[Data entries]
** Begin **
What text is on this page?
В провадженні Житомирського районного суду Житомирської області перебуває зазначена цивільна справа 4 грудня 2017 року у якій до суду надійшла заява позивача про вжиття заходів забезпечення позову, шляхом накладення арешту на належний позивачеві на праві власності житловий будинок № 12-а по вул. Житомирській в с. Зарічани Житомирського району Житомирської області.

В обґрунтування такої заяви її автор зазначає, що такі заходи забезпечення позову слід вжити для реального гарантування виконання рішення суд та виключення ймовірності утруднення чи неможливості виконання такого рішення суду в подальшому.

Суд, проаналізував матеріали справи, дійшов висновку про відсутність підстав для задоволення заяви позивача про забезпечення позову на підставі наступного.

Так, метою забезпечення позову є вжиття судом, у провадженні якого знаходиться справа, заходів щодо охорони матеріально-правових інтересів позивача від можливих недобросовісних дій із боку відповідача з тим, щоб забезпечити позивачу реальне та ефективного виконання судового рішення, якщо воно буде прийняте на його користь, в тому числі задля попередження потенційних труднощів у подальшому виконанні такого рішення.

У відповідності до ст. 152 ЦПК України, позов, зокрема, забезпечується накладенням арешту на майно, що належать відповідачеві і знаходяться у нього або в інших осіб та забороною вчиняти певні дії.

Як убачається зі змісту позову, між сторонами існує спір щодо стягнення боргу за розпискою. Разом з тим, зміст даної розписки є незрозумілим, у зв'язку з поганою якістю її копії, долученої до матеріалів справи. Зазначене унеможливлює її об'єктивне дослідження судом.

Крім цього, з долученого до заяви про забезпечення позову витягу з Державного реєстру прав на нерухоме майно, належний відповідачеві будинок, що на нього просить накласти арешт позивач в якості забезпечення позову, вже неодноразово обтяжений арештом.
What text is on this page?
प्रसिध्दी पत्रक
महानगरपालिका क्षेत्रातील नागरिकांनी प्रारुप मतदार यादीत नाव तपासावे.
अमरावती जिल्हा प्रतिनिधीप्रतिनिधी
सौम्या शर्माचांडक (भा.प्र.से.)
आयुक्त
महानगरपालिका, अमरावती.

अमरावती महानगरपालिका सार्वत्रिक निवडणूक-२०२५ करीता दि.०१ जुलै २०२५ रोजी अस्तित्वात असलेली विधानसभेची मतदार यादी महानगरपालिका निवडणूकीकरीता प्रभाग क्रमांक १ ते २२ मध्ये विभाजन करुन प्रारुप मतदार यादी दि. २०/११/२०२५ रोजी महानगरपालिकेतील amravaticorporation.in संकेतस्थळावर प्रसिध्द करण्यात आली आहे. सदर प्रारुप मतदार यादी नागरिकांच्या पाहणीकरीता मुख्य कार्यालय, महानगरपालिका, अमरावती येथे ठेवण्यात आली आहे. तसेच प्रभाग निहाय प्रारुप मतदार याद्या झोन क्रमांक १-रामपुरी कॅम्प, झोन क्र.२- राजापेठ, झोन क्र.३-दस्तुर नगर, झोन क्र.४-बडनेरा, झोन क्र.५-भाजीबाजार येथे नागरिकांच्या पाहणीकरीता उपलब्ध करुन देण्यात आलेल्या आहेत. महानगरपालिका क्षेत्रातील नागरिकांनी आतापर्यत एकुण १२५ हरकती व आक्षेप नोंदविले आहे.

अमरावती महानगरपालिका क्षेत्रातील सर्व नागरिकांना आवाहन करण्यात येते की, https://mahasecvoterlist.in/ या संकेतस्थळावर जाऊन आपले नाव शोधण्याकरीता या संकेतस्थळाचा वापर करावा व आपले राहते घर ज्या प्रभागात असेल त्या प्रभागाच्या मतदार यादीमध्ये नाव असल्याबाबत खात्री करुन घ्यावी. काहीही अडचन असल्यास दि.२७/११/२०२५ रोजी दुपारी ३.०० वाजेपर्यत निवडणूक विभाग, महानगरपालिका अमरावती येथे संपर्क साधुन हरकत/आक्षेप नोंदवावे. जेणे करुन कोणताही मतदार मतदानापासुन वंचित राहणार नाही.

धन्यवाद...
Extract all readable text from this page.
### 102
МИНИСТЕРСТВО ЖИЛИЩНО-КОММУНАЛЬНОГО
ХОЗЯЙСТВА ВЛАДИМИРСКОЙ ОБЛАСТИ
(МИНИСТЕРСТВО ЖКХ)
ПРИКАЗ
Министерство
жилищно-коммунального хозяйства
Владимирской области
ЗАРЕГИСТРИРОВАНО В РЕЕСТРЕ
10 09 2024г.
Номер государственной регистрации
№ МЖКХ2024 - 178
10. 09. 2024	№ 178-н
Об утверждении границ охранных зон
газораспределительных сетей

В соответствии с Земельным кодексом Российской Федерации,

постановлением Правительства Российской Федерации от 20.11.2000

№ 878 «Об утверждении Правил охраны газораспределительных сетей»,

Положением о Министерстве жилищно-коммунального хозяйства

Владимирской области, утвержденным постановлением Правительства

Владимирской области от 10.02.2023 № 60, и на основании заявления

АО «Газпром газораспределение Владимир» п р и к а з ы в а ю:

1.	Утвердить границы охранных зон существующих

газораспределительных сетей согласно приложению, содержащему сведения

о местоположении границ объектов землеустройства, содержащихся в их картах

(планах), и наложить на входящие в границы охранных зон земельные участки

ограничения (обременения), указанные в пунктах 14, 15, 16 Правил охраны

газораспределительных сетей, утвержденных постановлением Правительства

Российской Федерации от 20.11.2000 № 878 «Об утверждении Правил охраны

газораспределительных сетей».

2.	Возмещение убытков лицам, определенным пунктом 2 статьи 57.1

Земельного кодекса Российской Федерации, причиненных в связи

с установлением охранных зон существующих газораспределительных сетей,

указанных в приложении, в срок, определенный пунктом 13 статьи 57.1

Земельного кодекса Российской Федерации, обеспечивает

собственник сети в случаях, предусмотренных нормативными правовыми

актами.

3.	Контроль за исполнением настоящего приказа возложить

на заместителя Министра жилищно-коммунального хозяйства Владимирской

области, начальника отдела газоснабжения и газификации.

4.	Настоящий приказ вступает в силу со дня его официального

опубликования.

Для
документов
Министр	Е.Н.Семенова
** End **
• Work to do: Using the records above, find and show each line with the string "кодекса".

• Solution to this exercise:
Земельного кодекса Российской Федерации, причиненных в связи
Земельного кодекса Российской Федерации, обеспечивает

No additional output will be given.